▶ Records supplied

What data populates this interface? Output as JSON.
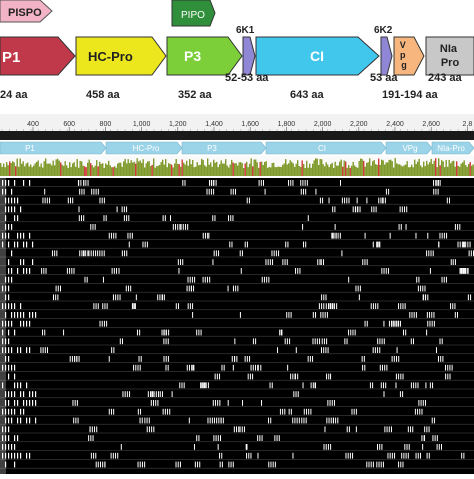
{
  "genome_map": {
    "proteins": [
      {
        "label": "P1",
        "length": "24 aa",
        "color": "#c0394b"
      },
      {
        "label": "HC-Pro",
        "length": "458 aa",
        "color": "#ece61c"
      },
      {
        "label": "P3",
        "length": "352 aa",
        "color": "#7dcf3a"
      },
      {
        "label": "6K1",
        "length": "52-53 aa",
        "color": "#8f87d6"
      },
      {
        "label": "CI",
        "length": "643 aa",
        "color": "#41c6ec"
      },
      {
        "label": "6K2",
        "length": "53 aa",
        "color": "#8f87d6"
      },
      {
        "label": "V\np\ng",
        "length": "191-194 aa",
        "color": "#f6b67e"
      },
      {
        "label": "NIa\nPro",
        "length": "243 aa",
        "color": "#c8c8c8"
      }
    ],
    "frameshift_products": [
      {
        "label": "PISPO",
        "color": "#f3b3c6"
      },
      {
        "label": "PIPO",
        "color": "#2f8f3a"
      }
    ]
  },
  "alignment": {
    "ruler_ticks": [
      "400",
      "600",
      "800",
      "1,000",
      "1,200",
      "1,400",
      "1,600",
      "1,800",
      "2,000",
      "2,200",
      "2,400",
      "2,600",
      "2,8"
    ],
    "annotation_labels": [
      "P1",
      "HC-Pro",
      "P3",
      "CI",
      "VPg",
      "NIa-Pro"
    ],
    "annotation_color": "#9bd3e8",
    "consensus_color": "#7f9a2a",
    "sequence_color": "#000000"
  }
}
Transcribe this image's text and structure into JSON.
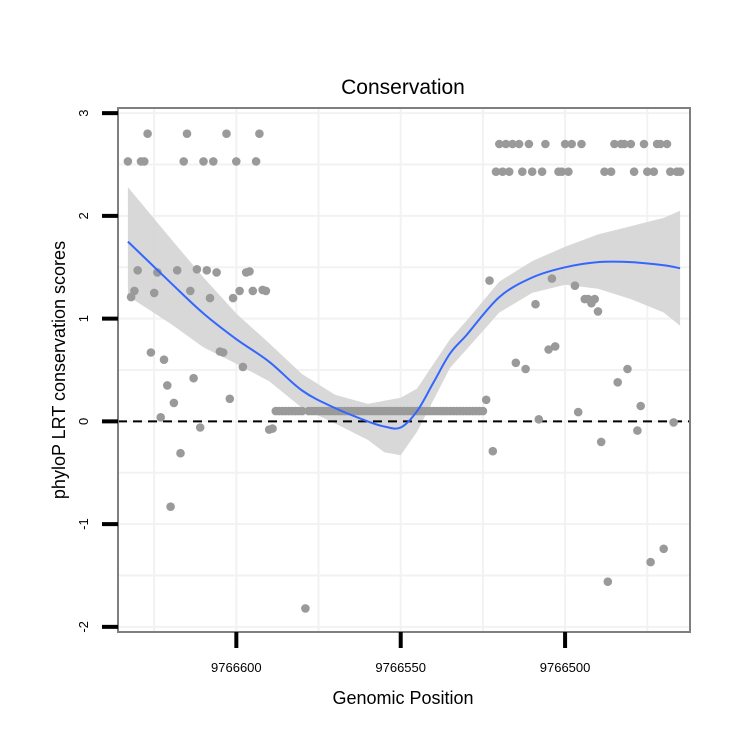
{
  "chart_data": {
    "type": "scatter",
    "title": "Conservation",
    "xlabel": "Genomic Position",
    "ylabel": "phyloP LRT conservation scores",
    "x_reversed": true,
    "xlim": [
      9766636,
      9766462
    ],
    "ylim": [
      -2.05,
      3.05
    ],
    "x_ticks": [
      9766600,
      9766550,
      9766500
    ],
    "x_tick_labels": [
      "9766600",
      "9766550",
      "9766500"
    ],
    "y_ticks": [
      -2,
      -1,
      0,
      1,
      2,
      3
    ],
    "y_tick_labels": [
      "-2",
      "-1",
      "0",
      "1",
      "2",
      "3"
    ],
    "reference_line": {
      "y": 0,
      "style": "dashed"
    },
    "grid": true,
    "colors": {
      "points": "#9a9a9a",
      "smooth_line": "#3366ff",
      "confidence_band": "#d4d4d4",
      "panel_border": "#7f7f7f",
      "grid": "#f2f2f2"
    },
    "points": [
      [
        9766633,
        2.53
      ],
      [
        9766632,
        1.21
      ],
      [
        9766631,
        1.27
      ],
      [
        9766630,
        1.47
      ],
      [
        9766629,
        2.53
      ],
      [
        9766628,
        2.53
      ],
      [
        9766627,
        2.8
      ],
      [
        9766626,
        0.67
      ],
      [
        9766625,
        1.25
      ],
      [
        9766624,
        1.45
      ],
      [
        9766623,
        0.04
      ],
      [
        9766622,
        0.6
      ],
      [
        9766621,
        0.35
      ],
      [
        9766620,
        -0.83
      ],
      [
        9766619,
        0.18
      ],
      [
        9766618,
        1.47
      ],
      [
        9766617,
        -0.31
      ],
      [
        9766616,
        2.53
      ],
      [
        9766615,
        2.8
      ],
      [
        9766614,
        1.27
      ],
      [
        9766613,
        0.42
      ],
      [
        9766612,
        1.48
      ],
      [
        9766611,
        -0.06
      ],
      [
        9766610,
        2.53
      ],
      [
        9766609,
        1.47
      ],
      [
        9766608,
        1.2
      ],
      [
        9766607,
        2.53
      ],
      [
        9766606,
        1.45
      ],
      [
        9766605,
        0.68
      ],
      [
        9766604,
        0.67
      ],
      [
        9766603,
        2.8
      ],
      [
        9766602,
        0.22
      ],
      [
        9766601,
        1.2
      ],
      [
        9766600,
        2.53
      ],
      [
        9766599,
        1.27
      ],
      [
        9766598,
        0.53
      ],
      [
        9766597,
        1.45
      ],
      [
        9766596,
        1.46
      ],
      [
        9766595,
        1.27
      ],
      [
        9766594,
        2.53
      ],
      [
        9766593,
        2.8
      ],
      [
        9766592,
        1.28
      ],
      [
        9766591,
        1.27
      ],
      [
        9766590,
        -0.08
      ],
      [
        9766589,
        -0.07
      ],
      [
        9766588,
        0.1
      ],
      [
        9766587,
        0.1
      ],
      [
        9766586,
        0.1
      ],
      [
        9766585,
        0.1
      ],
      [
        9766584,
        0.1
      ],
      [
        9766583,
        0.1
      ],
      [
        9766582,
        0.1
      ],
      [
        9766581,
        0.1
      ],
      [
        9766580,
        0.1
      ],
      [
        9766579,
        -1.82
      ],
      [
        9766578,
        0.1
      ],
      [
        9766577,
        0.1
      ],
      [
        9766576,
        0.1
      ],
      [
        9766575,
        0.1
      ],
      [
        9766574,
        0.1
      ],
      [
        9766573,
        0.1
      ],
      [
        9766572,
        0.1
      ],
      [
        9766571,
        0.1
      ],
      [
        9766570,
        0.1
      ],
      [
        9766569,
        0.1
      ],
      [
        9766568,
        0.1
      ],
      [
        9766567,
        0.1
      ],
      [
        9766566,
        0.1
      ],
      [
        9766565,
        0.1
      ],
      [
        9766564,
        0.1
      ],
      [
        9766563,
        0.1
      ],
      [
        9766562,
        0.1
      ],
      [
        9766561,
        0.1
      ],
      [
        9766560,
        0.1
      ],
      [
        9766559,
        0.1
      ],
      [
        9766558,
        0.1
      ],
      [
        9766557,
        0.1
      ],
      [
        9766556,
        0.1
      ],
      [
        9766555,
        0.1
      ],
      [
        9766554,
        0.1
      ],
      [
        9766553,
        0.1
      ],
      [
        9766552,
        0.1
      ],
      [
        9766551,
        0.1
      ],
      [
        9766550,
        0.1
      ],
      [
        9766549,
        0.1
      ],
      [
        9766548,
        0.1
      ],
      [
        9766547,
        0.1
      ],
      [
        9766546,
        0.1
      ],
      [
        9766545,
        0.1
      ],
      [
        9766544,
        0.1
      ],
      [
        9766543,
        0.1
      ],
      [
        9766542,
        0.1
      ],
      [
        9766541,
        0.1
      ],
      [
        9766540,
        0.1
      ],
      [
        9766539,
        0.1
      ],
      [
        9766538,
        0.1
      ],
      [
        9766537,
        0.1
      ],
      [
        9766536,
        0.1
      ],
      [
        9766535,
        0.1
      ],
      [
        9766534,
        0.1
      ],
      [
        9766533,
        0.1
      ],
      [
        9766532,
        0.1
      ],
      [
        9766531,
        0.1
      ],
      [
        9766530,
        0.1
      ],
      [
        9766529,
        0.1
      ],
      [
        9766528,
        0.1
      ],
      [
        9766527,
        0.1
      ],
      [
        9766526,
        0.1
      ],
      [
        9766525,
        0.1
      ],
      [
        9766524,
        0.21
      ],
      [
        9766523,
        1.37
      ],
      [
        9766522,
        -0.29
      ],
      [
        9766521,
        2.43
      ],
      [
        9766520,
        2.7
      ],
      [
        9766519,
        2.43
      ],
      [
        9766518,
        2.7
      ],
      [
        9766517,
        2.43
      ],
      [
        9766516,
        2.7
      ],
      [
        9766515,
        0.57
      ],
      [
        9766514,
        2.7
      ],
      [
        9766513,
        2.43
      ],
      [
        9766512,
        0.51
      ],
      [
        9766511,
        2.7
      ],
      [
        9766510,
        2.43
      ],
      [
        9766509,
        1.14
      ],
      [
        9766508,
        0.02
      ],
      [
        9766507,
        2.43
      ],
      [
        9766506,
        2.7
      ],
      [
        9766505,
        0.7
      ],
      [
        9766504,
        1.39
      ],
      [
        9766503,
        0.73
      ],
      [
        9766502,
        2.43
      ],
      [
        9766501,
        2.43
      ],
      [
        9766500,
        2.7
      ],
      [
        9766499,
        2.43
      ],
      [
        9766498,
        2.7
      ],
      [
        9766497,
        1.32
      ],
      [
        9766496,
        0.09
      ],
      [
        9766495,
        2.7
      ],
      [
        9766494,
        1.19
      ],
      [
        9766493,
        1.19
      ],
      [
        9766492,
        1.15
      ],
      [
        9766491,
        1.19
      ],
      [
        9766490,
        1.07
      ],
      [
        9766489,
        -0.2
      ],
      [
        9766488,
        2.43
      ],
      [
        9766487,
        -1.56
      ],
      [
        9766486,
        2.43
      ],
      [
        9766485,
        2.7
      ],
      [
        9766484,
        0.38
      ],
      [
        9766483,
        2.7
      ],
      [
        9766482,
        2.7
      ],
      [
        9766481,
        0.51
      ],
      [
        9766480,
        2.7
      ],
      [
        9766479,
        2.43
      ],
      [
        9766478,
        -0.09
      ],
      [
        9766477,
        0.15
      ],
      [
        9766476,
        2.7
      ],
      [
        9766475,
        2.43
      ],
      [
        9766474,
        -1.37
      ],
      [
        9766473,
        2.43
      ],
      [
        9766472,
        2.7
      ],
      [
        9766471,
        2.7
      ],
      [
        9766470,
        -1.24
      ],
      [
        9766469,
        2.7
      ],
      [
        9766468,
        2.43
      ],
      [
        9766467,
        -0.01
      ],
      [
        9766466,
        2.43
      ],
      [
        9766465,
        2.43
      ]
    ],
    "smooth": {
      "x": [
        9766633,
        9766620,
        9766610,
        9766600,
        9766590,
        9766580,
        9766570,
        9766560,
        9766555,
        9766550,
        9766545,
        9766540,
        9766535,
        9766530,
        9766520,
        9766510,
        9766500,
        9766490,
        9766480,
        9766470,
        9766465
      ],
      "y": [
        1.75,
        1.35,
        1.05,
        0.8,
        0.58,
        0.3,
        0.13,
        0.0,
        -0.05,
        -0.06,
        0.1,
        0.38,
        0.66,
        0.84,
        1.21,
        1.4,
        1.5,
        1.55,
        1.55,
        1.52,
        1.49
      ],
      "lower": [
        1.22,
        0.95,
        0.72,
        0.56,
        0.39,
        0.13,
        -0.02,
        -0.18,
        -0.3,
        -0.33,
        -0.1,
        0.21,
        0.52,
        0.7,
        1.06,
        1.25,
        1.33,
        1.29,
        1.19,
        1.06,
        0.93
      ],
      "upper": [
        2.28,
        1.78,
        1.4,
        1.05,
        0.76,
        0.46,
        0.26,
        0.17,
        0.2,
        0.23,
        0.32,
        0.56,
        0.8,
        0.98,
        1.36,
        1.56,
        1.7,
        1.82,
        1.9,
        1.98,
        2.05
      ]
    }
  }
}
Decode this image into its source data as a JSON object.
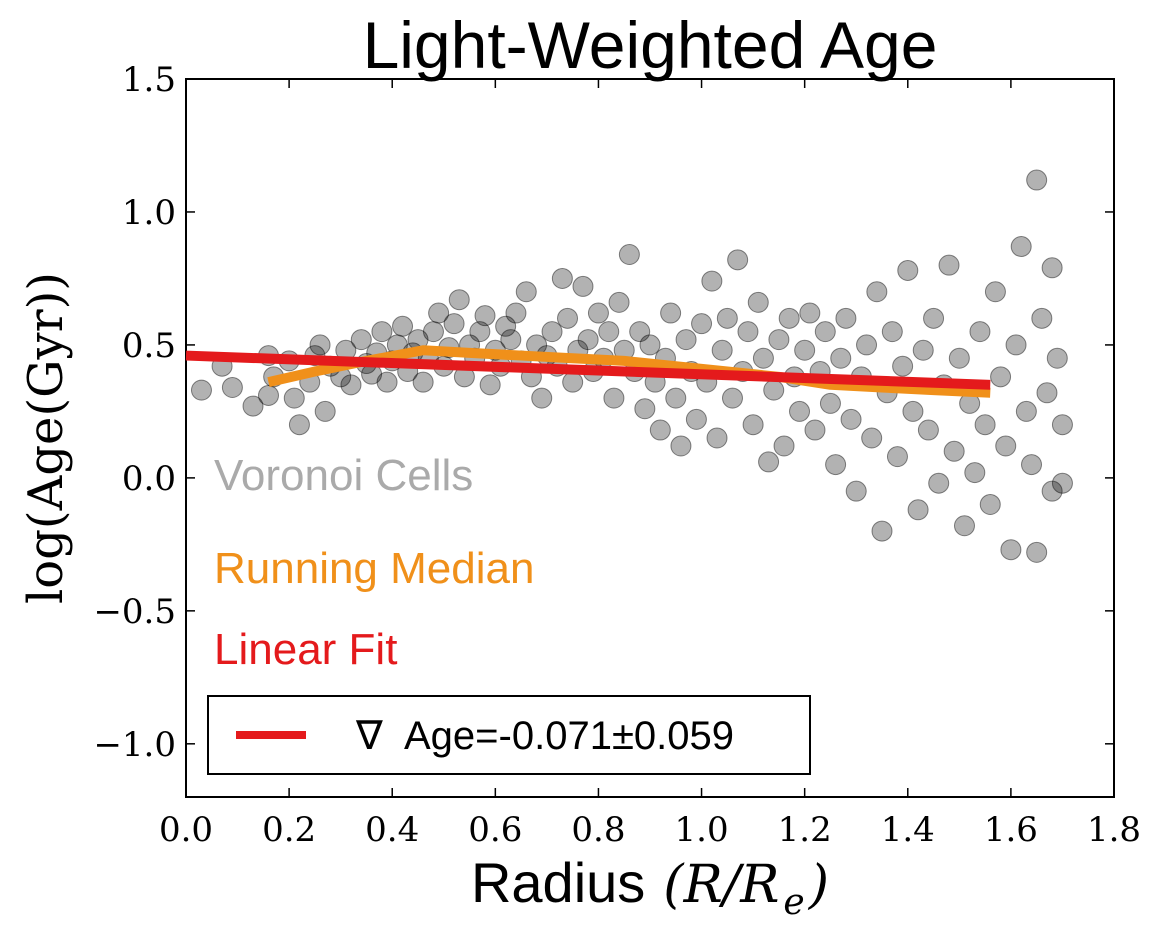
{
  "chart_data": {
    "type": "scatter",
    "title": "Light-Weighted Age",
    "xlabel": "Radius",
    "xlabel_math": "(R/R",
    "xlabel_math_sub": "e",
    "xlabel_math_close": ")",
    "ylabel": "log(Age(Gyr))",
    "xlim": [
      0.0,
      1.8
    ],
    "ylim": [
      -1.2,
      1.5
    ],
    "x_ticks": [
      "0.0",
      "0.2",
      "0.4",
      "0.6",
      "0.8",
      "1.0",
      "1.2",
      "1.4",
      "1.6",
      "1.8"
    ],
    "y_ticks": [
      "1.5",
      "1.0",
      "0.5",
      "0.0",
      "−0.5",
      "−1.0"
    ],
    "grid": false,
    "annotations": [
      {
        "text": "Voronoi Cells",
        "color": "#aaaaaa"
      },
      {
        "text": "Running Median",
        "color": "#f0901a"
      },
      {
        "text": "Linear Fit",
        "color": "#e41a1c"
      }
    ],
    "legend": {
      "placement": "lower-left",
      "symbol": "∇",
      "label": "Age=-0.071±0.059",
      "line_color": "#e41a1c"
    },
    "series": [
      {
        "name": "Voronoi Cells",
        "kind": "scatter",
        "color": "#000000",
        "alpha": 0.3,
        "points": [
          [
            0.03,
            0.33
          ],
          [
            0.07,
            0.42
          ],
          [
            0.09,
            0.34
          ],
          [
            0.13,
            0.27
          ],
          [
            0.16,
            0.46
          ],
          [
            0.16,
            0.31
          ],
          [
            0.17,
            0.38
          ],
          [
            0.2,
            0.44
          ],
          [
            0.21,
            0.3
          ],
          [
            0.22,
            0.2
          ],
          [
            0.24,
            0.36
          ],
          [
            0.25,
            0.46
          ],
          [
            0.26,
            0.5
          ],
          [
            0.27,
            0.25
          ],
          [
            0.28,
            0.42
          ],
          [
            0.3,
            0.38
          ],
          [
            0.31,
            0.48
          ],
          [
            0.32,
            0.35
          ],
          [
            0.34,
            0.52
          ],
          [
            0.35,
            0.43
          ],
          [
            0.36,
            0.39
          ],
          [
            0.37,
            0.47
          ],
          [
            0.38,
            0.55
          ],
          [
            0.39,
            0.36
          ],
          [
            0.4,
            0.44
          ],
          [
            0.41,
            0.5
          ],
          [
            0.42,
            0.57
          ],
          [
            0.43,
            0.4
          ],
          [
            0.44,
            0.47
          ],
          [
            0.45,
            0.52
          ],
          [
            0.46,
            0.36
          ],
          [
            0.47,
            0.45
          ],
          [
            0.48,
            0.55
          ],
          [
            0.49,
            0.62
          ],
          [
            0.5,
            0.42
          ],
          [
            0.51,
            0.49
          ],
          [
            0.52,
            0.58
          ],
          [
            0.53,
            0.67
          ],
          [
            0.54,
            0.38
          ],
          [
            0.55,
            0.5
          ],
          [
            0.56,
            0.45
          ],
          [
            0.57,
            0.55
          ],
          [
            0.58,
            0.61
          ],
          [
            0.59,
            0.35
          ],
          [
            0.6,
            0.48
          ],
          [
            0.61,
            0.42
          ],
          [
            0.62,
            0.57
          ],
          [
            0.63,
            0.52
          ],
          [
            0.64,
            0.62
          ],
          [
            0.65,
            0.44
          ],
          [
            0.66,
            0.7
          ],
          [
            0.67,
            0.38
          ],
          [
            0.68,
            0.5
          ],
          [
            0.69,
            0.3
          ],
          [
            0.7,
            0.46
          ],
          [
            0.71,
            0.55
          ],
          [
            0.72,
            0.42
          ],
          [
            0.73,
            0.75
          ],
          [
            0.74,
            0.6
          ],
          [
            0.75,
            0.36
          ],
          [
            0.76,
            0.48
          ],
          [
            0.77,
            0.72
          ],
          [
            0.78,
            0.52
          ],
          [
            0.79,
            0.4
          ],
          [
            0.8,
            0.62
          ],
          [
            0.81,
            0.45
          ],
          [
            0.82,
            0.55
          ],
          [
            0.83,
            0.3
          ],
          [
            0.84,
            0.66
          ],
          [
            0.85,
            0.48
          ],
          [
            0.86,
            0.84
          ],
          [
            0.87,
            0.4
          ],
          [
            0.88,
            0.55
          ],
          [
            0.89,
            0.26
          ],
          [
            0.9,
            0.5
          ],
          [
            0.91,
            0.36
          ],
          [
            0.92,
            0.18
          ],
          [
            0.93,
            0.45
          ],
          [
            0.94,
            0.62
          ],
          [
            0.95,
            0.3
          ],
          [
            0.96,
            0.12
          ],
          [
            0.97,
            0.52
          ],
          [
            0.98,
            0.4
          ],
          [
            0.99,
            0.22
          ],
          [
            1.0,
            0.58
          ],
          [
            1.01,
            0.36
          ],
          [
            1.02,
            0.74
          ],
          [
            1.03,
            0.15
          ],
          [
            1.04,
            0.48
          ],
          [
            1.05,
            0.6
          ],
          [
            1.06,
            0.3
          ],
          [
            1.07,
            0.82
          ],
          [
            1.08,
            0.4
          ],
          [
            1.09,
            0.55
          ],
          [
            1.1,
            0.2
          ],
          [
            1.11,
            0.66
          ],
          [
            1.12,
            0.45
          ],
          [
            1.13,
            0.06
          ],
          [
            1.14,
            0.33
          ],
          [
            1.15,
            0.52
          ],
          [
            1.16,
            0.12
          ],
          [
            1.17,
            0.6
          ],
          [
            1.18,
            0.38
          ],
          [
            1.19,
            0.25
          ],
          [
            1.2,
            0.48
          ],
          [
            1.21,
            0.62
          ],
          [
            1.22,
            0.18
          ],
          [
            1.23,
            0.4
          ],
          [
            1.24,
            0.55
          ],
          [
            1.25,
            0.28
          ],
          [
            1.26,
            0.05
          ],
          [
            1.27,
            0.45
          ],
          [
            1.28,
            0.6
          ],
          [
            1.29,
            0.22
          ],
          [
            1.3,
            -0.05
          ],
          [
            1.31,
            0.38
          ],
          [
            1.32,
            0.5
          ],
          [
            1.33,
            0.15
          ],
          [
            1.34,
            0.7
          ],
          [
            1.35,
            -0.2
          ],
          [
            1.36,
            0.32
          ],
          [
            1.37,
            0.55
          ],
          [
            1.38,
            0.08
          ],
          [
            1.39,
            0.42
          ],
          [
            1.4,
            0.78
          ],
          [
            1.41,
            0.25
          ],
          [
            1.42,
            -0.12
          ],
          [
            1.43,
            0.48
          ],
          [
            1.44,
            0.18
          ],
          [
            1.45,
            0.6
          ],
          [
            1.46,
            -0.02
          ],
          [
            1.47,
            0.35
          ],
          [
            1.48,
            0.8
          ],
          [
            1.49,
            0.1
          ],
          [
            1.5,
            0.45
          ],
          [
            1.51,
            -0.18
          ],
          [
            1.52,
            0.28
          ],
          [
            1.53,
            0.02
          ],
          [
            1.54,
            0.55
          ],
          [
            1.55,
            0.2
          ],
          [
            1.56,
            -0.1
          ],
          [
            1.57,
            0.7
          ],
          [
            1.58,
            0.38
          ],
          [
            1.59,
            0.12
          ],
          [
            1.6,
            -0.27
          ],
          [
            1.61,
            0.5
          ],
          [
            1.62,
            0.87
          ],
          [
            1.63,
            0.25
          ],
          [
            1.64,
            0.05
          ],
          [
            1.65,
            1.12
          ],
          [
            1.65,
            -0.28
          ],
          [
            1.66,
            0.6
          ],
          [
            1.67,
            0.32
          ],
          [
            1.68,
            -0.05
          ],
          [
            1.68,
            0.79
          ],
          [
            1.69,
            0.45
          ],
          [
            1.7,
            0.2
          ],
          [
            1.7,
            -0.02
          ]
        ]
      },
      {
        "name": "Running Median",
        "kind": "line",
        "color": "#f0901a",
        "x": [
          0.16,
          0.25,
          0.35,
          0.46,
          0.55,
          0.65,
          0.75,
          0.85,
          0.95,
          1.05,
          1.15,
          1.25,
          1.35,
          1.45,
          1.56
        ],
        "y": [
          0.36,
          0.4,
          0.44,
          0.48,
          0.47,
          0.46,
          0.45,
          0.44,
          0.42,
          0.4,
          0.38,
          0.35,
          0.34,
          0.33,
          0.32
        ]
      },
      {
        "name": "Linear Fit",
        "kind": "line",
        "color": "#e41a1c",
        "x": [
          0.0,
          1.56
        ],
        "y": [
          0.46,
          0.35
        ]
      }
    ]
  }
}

▶ Work instruction
Would you please copy every line in the data that contains the word "Cells"?

▶ Response to the exercise
        "text": "Voronoi Cells",
        "name": "Voronoi Cells",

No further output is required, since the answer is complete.